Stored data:

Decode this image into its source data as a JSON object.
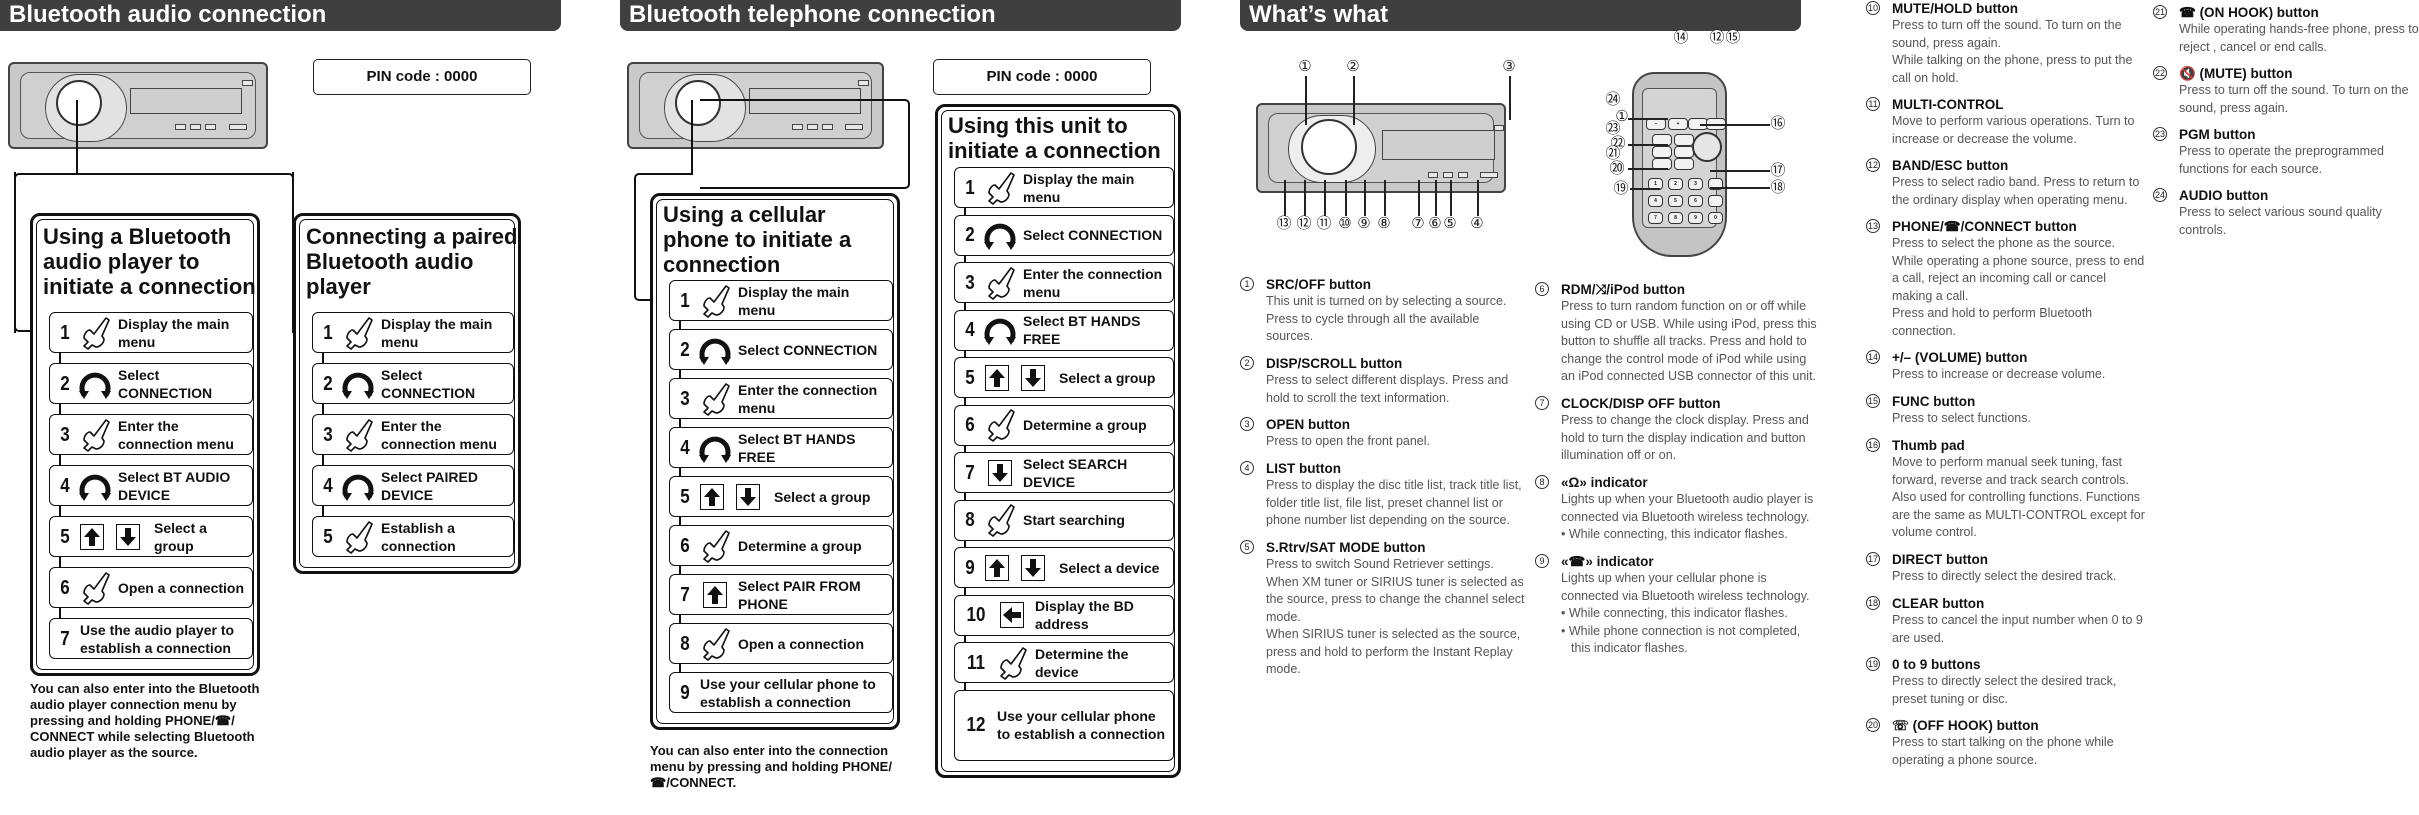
{
  "sections": {
    "audio": {
      "header": "Bluetooth audio connection",
      "pin": "PIN code : 0000",
      "flow_a": {
        "title": [
          "Using a Bluetooth",
          "audio player to",
          "initiate a connection"
        ],
        "steps": [
          {
            "n": "1",
            "icon": "press-hand-icon",
            "text": "Display the main menu"
          },
          {
            "n": "2",
            "icon": "rotate-knob-icon",
            "text": "Select CONNECTION"
          },
          {
            "n": "3",
            "icon": "press-hand-icon",
            "text": "Enter the connection menu"
          },
          {
            "n": "4",
            "icon": "rotate-knob-icon",
            "text": "Select BT AUDIO DEVICE"
          },
          {
            "n": "5",
            "icon": "up-down-keys-icon",
            "text": "Select a group"
          },
          {
            "n": "6",
            "icon": "press-hand-icon",
            "text": "Open a connection"
          },
          {
            "n": "7",
            "icon": "",
            "text": "Use the audio player to establish a connection"
          }
        ]
      },
      "flow_b": {
        "title": [
          "Connecting a paired",
          "Bluetooth audio",
          "player"
        ],
        "steps": [
          {
            "n": "1",
            "icon": "press-hand-icon",
            "text": "Display the main menu"
          },
          {
            "n": "2",
            "icon": "rotate-knob-icon",
            "text": "Select CONNECTION"
          },
          {
            "n": "3",
            "icon": "press-hand-icon",
            "text": "Enter the connection menu"
          },
          {
            "n": "4",
            "icon": "rotate-knob-icon",
            "text": "Select PAIRED DEVICE"
          },
          {
            "n": "5",
            "icon": "press-hand-icon",
            "text": "Establish a connection"
          }
        ]
      },
      "note": "You can also enter into the Bluetooth audio player connection menu by pressing and holding PHONE/☎/ CONNECT while selecting Bluetooth audio player as the source."
    },
    "telephone": {
      "header": "Bluetooth telephone connection",
      "pin": "PIN code : 0000",
      "flow_a": {
        "title": [
          "Using a cellular",
          "phone to initiate a",
          "connection"
        ],
        "steps": [
          {
            "n": "1",
            "icon": "press-hand-icon",
            "text": "Display the main menu"
          },
          {
            "n": "2",
            "icon": "rotate-knob-icon",
            "text": "Select CONNECTION"
          },
          {
            "n": "3",
            "icon": "press-hand-icon",
            "text": "Enter the connection menu"
          },
          {
            "n": "4",
            "icon": "rotate-knob-icon",
            "text": "Select BT HANDS FREE"
          },
          {
            "n": "5",
            "icon": "up-down-keys-icon",
            "text": "Select a group"
          },
          {
            "n": "6",
            "icon": "press-hand-icon",
            "text": "Determine a group"
          },
          {
            "n": "7",
            "icon": "up-key-icon",
            "text": "Select PAIR FROM PHONE"
          },
          {
            "n": "8",
            "icon": "press-hand-icon",
            "text": "Open a connection"
          },
          {
            "n": "9",
            "icon": "",
            "text": "Use your cellular phone to establish a connection"
          }
        ]
      },
      "flow_b": {
        "title": [
          "Using this unit to",
          "initiate a connection"
        ],
        "steps": [
          {
            "n": "1",
            "icon": "press-hand-icon",
            "text": "Display the main menu"
          },
          {
            "n": "2",
            "icon": "rotate-knob-icon",
            "text": "Select CONNECTION"
          },
          {
            "n": "3",
            "icon": "press-hand-icon",
            "text": "Enter the connection menu"
          },
          {
            "n": "4",
            "icon": "rotate-knob-icon",
            "text": "Select BT HANDS FREE"
          },
          {
            "n": "5",
            "icon": "up-down-keys-icon",
            "text": "Select a group"
          },
          {
            "n": "6",
            "icon": "press-hand-icon",
            "text": "Determine a group"
          },
          {
            "n": "7",
            "icon": "down-key-icon",
            "text": "Select SEARCH DEVICE"
          },
          {
            "n": "8",
            "icon": "press-hand-icon",
            "text": "Start searching"
          },
          {
            "n": "9",
            "icon": "up-down-keys-icon",
            "text": "Select a device"
          },
          {
            "n": "10",
            "icon": "left-key-icon",
            "text": "Display the BD address"
          },
          {
            "n": "11",
            "icon": "press-hand-icon",
            "text": "Determine the device"
          },
          {
            "n": "12",
            "icon": "",
            "text": "Use your cellular phone to establish a connection"
          }
        ]
      },
      "note": "You can also enter into the connection menu by pressing and holding PHONE/☎/CONNECT."
    },
    "whats_what": {
      "header": "What’s what",
      "unit_callouts": [
        "①",
        "②",
        "③",
        "④",
        "⑤",
        "⑥",
        "⑦",
        "⑧",
        "⑨",
        "⑩",
        "⑪",
        "⑫",
        "⑬"
      ],
      "remote_callouts": [
        "⑭",
        "⑫",
        "⑮",
        "㉔",
        "①",
        "㉓",
        "㉒",
        "㉑",
        "⑳",
        "⑯",
        "⑰",
        "⑱",
        "⑲"
      ],
      "remote_keys": [
        "1",
        "2",
        "3",
        "4",
        "5",
        "6",
        "7",
        "8",
        "9",
        "0"
      ],
      "items": [
        {
          "badge": "1",
          "title": "SRC/OFF button",
          "desc": [
            "This unit is turned on by selecting a source. Press to cycle through all the available sources."
          ]
        },
        {
          "badge": "2",
          "title": "DISP/SCROLL button",
          "desc": [
            "Press to select different displays. Press and hold to scroll the text information."
          ]
        },
        {
          "badge": "3",
          "title": "OPEN button",
          "desc": [
            "Press to open the front panel."
          ]
        },
        {
          "badge": "4",
          "title": "LIST button",
          "desc": [
            "Press to display the disc title list, track title list, folder title list, file list, preset channel list or phone number list depending on the source."
          ]
        },
        {
          "badge": "5",
          "title": "S.Rtrv/SAT MODE button",
          "desc": [
            "Press to switch Sound Retriever settings. When XM tuner or SIRIUS tuner is selected as the source, press to change the channel select mode.",
            "When SIRIUS tuner is selected as the source, press and hold to perform the Instant Replay mode."
          ]
        },
        {
          "badge": "6",
          "title": "RDM/⤨/iPod button",
          "desc": [
            "Press to turn random function on or off while using CD or USB. While using iPod, press this button to shuffle all tracks. Press and hold to change the control mode of iPod while using an iPod connected USB connector of this unit."
          ]
        },
        {
          "badge": "7",
          "title": "CLOCK/DISP OFF button",
          "desc": [
            "Press to change the clock display. Press and hold to turn the display indication and button illumination off or on."
          ]
        },
        {
          "badge": "8",
          "title": "«Ω» indicator",
          "desc": [
            "Lights up when your Bluetooth audio player is connected via Bluetooth wireless technology."
          ],
          "bullets": [
            "While connecting, this indicator flashes."
          ]
        },
        {
          "badge": "9",
          "title": "«☎» indicator",
          "desc": [
            "Lights up when your cellular phone is connected via Bluetooth wireless technology."
          ],
          "bullets": [
            "While connecting, this indicator flashes.",
            "While phone connection is not completed, this indicator flashes."
          ]
        },
        {
          "badge": "10",
          "title": "MUTE/HOLD button",
          "desc": [
            "Press to turn off the sound. To turn on the sound, press again.",
            "While talking on the phone, press to put the call on hold."
          ]
        },
        {
          "badge": "11",
          "title": "MULTI-CONTROL",
          "desc": [
            "Move to perform various operations. Turn to increase or decrease the volume."
          ]
        },
        {
          "badge": "12",
          "title": "BAND/ESC button",
          "desc": [
            "Press to select radio band.  Press to return to the ordinary display when operating menu."
          ]
        },
        {
          "badge": "13",
          "title": "PHONE/☎/CONNECT button",
          "desc": [
            "Press to select the phone as the source.",
            "While operating a phone source, press to end a call, reject an incoming call or cancel making a call.",
            "Press and hold to perform Bluetooth connection."
          ]
        },
        {
          "badge": "14",
          "title": "+/– (VOLUME) button",
          "desc": [
            "Press to increase or decrease volume."
          ]
        },
        {
          "badge": "15",
          "title": "FUNC button",
          "desc": [
            "Press to select functions."
          ]
        },
        {
          "badge": "16",
          "title": "Thumb pad",
          "desc": [
            "Move to perform manual seek tuning, fast forward, reverse and track search controls. Also used for controlling functions. Functions are the same as MULTI-CONTROL except for volume control."
          ]
        },
        {
          "badge": "17",
          "title": "DIRECT button",
          "desc": [
            "Press to directly select the desired track."
          ]
        },
        {
          "badge": "18",
          "title": "CLEAR button",
          "desc": [
            "Press to cancel the input number when 0 to 9 are used."
          ]
        },
        {
          "badge": "19",
          "title": "0 to 9 buttons",
          "desc": [
            "Press to directly select the desired track, preset tuning or disc."
          ]
        },
        {
          "badge": "20",
          "title": "☏ (OFF HOOK) button",
          "desc": [
            "Press to start talking on the phone while operating a phone source."
          ]
        },
        {
          "badge": "21",
          "title": "☎ (ON HOOK) button",
          "desc": [
            "While operating hands-free phone, press to reject , cancel or end calls."
          ]
        },
        {
          "badge": "22",
          "title": "🔇 (MUTE) button",
          "desc": [
            "Press to turn off the sound. To turn on the sound, press again."
          ]
        },
        {
          "badge": "23",
          "title": "PGM button",
          "desc": [
            "Press to operate the preprogrammed functions for each source."
          ]
        },
        {
          "badge": "24",
          "title": "AUDIO button",
          "desc": [
            "Press to select various sound quality controls."
          ]
        }
      ]
    }
  },
  "colors": {
    "header_bg": "#3f3f3f",
    "header_text": "#ffffff",
    "device_gray": "#c9c9c9",
    "body_text": "#555555"
  }
}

◆ **Stated exercise**: Copy every line of the listing that includes the string "used".

◆ **Written answer**:
            "Move to perform manual seek tuning, fast forward, reverse and track search controls. Also used for controlling functions. Functions are the same as MULTI-CONTROL except for volume control."
            "Press to cancel the input number when 0 to 9 are used."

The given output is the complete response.